#### [Work to be completed]
Looking through the listing, how many of its lines hold the word "disponible"? Answer with only the number.

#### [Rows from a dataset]
— START —

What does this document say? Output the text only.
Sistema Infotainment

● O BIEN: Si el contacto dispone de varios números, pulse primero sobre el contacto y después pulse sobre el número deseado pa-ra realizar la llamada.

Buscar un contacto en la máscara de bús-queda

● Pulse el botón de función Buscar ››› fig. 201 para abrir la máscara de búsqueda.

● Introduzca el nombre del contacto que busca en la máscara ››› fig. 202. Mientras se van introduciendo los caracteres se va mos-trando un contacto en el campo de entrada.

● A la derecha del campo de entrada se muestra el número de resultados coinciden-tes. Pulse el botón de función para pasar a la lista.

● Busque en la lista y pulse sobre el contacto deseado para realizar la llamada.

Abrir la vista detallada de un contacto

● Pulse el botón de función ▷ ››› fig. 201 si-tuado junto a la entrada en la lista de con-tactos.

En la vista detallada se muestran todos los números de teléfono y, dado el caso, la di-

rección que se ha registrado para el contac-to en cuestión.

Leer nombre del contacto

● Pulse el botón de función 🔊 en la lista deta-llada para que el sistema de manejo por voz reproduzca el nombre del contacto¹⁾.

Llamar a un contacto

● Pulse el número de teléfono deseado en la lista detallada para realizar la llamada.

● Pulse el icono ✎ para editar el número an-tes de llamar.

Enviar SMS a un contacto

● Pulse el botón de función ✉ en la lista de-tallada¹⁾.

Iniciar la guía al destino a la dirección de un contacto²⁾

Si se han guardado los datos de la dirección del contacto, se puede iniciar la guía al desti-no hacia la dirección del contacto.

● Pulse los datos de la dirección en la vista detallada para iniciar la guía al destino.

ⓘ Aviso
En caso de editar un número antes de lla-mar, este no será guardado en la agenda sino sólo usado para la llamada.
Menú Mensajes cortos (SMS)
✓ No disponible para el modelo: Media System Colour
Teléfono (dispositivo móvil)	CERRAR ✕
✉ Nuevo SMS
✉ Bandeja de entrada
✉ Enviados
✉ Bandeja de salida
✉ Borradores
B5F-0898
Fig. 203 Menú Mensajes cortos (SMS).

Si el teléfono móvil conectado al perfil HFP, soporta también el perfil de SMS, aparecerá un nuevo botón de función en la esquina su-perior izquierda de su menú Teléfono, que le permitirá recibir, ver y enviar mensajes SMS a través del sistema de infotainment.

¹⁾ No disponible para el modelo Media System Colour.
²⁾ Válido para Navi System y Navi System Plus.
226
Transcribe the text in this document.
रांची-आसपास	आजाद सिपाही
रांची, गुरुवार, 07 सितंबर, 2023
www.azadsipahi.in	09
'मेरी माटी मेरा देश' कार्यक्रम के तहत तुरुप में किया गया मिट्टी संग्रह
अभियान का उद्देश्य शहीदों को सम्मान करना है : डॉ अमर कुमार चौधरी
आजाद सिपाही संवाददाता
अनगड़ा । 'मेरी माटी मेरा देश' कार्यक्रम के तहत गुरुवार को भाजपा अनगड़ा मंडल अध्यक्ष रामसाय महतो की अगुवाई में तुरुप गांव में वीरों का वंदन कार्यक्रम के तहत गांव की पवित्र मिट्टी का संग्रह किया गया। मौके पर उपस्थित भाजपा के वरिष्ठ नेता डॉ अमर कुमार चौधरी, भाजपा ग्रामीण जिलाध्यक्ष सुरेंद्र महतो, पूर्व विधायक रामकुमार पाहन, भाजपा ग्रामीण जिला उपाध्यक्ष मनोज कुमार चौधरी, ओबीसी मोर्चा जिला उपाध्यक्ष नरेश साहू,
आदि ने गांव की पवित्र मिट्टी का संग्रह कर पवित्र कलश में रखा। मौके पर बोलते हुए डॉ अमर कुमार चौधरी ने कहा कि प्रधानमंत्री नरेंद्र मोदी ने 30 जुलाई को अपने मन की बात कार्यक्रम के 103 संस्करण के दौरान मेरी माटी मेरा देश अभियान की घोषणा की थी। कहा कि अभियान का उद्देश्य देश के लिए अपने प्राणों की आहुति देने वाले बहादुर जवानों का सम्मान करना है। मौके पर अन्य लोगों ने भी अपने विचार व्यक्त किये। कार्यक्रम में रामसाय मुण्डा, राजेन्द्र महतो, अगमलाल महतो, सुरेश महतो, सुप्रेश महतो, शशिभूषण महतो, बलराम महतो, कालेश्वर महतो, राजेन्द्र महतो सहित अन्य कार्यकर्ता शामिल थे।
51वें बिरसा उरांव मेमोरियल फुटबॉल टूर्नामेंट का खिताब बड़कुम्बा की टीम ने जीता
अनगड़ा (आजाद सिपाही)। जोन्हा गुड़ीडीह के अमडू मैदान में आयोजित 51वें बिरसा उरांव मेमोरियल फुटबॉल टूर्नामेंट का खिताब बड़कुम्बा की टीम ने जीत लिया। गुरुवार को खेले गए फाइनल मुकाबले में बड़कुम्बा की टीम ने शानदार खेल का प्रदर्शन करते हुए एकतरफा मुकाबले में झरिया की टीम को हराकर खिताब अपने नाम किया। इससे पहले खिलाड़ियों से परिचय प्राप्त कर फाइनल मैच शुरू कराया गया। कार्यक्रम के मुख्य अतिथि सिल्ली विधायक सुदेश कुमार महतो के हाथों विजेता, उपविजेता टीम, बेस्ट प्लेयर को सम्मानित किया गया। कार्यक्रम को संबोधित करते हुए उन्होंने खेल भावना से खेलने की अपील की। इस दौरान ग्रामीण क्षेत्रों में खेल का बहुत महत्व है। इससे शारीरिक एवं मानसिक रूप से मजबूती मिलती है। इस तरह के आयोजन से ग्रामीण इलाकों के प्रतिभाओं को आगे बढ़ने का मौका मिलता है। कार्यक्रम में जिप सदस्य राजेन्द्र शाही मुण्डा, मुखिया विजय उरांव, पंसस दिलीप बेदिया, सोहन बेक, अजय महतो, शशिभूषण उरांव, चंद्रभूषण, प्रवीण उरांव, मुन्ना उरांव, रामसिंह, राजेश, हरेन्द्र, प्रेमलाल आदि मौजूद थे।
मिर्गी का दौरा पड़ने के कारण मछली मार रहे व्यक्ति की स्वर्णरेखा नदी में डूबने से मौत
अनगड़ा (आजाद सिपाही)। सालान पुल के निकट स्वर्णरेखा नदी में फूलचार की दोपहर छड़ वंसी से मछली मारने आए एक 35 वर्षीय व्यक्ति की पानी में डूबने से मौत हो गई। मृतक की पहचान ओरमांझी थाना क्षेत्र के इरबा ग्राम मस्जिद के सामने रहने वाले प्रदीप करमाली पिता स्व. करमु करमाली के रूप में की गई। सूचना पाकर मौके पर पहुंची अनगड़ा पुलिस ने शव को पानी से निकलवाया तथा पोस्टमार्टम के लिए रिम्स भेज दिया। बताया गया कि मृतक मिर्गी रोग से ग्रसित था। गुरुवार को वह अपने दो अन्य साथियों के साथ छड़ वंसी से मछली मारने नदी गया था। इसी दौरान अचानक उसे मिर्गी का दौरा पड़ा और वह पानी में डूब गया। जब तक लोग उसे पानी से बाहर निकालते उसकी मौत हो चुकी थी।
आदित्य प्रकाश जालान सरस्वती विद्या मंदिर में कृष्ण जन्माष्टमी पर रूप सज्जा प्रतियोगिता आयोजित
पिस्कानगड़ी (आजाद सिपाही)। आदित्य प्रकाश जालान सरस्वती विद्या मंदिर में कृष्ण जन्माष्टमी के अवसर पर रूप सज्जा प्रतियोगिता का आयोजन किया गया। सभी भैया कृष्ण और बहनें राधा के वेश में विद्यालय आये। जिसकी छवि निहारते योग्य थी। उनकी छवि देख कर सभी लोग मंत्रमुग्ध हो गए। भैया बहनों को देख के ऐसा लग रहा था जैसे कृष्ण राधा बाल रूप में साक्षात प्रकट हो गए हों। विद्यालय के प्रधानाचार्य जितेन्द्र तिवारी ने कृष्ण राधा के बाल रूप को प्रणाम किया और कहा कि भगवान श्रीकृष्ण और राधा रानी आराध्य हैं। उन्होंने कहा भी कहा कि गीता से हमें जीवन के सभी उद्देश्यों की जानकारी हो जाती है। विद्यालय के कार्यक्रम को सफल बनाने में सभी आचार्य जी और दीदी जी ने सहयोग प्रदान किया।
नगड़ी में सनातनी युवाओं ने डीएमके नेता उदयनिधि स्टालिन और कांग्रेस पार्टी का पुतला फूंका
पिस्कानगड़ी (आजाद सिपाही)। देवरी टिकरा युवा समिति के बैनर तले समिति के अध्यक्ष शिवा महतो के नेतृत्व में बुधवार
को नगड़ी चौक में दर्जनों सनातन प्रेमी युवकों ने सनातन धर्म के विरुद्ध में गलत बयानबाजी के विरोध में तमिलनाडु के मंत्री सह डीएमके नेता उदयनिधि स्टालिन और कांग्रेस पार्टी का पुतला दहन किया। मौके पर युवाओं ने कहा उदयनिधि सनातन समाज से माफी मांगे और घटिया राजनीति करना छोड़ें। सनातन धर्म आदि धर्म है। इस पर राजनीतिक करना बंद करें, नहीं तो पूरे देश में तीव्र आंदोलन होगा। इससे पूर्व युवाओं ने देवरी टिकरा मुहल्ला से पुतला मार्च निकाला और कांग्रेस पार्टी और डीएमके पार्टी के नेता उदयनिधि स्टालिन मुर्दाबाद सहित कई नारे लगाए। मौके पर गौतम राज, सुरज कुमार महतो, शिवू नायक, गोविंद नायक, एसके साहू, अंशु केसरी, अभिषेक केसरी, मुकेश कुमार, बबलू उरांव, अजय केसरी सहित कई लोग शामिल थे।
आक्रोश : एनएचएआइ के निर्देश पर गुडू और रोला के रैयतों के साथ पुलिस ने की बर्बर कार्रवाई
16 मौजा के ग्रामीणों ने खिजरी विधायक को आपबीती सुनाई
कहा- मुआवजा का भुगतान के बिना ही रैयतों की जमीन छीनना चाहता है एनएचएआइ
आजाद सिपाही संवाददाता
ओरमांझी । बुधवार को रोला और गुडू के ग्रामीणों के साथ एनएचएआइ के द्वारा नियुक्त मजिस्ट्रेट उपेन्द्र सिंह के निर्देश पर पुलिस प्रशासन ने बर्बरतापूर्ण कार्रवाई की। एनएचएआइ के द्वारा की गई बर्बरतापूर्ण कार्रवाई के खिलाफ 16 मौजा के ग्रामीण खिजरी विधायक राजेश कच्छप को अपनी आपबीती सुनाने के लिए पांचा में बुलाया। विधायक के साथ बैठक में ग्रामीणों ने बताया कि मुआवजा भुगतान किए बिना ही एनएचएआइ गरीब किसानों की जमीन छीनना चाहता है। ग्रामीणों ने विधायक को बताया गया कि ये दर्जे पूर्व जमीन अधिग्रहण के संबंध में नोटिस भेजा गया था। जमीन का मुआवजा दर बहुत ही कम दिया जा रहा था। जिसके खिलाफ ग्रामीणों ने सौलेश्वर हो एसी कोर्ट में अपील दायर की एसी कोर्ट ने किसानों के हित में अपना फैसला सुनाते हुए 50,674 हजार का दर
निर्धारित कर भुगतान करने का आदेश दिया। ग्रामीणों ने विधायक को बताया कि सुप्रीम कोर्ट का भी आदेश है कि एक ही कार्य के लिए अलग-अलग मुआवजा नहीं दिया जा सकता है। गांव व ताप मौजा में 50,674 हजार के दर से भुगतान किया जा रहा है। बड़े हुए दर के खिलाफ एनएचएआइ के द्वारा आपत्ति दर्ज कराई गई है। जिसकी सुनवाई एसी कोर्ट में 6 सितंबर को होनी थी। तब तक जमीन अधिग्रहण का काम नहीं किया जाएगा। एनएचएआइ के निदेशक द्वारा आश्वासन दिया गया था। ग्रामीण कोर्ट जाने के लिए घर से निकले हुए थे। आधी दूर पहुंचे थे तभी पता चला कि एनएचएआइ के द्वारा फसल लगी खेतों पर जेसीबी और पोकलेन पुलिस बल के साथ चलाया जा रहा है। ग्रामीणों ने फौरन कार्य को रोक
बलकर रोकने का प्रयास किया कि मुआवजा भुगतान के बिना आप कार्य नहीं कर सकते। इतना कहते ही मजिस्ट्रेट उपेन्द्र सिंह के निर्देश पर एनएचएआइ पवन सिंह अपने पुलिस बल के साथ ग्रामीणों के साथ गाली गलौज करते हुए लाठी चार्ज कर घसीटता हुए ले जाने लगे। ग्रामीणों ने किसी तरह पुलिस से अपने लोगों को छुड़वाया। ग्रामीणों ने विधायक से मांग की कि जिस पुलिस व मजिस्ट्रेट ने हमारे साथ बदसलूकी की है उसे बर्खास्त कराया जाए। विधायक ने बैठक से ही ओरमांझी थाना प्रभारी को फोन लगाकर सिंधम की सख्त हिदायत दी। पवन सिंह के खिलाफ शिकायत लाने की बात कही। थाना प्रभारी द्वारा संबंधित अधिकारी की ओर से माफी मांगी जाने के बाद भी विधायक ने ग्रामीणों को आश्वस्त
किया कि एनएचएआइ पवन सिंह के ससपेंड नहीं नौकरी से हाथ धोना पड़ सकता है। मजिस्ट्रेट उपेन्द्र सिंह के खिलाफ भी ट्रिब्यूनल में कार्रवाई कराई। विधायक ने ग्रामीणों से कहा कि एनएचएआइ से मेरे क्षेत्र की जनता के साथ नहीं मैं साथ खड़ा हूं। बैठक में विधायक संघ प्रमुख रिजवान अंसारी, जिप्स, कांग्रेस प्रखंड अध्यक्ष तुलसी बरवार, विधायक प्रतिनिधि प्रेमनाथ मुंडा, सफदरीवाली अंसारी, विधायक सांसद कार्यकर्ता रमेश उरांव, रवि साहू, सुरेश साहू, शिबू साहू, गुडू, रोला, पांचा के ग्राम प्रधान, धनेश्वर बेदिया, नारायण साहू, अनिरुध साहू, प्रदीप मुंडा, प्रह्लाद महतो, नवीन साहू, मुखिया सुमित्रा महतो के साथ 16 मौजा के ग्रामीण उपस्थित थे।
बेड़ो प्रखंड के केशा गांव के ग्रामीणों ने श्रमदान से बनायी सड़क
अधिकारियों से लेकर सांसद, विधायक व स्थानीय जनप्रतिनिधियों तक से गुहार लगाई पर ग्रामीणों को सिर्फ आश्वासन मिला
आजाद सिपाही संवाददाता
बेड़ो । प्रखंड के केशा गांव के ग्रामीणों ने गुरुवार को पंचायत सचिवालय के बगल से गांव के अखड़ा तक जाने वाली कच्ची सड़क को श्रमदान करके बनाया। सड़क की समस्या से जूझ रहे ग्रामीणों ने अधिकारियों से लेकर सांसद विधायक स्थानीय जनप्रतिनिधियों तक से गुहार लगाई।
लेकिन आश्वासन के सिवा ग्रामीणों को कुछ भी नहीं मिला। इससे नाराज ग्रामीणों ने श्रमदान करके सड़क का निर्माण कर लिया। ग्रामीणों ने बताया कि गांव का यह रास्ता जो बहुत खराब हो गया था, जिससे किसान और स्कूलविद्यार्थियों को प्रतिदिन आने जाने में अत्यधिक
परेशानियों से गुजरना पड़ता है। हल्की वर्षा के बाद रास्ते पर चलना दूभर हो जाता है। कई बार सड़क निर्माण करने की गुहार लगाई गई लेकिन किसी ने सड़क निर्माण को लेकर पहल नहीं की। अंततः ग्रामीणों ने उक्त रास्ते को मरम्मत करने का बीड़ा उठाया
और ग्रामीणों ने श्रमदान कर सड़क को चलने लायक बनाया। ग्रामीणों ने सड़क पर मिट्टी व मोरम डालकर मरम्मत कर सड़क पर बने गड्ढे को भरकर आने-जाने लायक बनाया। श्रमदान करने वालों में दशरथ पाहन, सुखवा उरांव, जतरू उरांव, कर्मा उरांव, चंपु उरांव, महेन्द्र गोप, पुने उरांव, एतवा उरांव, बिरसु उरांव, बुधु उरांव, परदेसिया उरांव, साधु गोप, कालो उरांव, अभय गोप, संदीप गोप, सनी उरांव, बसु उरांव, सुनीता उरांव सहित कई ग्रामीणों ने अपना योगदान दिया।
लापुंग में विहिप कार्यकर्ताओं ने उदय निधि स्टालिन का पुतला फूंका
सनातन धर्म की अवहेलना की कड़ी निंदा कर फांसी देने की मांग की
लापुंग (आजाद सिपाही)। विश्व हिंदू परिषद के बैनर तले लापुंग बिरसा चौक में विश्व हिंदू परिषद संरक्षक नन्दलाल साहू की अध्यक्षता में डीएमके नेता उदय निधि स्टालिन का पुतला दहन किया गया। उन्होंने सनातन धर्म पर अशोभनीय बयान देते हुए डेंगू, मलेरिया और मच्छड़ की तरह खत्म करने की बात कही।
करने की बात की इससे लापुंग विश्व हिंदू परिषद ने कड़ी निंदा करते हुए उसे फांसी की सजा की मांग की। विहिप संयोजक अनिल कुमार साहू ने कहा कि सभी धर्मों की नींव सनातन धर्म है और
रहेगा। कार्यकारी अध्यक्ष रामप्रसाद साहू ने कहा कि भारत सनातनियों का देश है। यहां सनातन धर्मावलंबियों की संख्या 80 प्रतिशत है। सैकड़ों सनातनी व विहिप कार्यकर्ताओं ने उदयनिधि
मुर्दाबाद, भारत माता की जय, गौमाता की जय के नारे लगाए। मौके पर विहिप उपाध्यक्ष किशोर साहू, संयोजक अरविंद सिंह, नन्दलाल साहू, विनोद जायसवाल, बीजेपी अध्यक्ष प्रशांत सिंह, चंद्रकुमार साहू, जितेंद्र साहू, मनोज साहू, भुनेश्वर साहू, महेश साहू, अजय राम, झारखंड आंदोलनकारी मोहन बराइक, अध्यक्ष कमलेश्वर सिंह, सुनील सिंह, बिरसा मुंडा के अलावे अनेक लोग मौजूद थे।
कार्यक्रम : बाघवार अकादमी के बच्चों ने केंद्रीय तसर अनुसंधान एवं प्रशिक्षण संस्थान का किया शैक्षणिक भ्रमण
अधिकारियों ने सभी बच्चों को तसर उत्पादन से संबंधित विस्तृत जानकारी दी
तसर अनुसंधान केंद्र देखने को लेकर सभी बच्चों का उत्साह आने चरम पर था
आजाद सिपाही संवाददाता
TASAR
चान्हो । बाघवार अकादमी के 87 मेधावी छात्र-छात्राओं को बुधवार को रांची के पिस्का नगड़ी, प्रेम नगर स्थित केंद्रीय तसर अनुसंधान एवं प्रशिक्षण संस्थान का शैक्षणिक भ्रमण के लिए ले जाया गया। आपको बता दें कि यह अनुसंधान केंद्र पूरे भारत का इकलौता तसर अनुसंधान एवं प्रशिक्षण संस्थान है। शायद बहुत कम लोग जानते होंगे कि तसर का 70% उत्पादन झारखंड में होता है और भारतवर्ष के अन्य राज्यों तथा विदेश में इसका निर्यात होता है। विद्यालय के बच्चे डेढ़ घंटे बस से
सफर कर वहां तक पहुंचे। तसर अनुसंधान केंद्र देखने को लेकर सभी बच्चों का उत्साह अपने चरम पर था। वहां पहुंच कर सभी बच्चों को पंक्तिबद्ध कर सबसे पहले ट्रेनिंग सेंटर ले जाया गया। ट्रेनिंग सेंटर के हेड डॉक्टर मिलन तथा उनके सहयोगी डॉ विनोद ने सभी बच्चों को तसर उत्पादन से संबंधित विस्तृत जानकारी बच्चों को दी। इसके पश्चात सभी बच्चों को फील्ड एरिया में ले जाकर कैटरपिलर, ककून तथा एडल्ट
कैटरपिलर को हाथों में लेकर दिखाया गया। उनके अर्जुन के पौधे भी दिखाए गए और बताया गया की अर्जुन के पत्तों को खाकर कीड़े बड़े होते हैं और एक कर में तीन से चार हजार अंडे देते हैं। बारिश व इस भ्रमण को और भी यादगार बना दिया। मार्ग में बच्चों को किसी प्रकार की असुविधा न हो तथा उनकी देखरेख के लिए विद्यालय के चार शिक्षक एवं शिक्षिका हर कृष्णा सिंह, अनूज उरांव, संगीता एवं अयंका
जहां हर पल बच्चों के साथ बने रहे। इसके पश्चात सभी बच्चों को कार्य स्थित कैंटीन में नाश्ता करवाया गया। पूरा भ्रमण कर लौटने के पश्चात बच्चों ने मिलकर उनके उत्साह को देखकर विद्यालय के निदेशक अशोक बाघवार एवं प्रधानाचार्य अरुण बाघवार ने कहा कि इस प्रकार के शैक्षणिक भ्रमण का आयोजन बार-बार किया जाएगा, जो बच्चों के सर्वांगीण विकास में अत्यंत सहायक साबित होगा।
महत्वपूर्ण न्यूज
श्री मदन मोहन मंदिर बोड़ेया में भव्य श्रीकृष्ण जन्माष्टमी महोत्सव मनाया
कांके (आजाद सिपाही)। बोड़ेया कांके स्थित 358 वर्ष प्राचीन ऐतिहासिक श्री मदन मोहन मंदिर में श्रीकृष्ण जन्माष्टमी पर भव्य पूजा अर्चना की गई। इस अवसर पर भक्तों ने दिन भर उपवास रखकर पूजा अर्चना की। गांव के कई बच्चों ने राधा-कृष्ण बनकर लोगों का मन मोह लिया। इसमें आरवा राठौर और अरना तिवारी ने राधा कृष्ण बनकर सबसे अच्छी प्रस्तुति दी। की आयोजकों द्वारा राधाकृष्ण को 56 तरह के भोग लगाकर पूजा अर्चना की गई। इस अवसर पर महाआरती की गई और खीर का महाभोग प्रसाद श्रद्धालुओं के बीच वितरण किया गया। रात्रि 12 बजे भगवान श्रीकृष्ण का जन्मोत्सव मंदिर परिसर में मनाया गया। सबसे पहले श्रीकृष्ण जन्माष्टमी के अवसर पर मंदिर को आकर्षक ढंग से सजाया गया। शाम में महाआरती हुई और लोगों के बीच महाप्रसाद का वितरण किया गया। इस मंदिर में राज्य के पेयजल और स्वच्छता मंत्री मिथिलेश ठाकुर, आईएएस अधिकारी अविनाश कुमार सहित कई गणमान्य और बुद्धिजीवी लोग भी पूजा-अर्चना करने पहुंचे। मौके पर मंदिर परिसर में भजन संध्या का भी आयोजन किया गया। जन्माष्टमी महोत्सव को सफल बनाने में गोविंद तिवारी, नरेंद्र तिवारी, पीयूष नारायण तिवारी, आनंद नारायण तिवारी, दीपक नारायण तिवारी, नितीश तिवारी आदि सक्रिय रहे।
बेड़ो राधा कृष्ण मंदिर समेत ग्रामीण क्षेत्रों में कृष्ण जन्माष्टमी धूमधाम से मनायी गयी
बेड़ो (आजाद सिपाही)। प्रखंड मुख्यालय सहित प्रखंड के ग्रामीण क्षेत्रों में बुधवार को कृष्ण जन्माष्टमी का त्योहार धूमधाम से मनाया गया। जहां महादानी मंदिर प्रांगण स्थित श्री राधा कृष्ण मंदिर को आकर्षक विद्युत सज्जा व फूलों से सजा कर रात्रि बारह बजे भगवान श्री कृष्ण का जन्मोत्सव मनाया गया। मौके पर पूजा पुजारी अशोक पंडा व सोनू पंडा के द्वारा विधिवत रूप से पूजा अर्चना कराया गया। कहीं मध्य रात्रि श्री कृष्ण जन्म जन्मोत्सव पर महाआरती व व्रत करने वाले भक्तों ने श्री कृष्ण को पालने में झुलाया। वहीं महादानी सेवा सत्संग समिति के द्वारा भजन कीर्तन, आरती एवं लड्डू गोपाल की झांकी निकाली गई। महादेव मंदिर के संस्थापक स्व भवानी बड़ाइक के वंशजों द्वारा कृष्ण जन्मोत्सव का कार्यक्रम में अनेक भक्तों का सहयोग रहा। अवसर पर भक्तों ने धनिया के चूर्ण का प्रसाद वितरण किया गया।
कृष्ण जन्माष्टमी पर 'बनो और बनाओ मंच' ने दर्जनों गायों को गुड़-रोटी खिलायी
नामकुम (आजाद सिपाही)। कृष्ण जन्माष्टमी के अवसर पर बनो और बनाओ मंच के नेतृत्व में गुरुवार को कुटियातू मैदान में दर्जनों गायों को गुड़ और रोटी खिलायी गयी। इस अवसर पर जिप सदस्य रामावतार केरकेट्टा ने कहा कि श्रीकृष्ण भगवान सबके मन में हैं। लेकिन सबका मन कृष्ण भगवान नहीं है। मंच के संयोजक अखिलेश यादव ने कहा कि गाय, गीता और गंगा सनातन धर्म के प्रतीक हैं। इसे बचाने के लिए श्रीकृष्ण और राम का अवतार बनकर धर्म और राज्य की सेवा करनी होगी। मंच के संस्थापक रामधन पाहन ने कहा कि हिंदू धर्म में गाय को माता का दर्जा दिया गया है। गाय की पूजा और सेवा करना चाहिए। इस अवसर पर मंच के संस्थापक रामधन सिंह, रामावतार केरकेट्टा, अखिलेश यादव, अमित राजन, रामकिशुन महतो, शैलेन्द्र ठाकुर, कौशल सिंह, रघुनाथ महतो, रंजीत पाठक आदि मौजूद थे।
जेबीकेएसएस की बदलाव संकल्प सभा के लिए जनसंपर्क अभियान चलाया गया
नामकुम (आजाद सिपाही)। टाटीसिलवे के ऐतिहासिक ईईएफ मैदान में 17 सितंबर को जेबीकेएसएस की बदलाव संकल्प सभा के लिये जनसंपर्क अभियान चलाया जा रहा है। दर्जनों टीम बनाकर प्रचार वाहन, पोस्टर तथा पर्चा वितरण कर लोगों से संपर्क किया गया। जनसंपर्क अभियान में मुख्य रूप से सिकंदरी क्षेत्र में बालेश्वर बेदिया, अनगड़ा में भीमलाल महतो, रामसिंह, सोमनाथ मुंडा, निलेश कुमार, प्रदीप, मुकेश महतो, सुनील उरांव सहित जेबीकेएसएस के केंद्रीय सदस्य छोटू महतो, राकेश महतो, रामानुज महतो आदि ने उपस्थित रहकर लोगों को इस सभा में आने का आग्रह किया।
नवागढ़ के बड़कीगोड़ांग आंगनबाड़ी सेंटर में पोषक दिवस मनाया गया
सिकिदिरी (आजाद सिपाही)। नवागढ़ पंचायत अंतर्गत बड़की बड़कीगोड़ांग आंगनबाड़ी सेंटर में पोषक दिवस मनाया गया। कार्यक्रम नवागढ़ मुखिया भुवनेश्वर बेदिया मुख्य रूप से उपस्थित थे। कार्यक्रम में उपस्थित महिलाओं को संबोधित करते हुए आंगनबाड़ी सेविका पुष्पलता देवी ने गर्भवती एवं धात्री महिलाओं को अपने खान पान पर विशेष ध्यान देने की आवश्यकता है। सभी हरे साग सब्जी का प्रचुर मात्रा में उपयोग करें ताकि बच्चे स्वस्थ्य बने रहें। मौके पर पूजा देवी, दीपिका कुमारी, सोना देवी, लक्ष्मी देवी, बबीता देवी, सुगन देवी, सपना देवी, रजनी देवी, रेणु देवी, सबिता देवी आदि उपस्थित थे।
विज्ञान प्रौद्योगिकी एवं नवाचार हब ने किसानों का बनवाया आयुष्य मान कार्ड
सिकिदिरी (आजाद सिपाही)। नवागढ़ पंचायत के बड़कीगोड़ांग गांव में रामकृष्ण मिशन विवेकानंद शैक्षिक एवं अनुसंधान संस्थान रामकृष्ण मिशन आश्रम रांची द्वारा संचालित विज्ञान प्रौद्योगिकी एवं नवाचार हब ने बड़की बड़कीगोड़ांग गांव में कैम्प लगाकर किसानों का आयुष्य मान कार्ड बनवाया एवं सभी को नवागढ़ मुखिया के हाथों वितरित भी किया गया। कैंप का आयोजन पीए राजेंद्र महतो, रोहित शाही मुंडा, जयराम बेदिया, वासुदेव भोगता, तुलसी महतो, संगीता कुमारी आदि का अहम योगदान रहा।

— END —

#### [Answer below]
2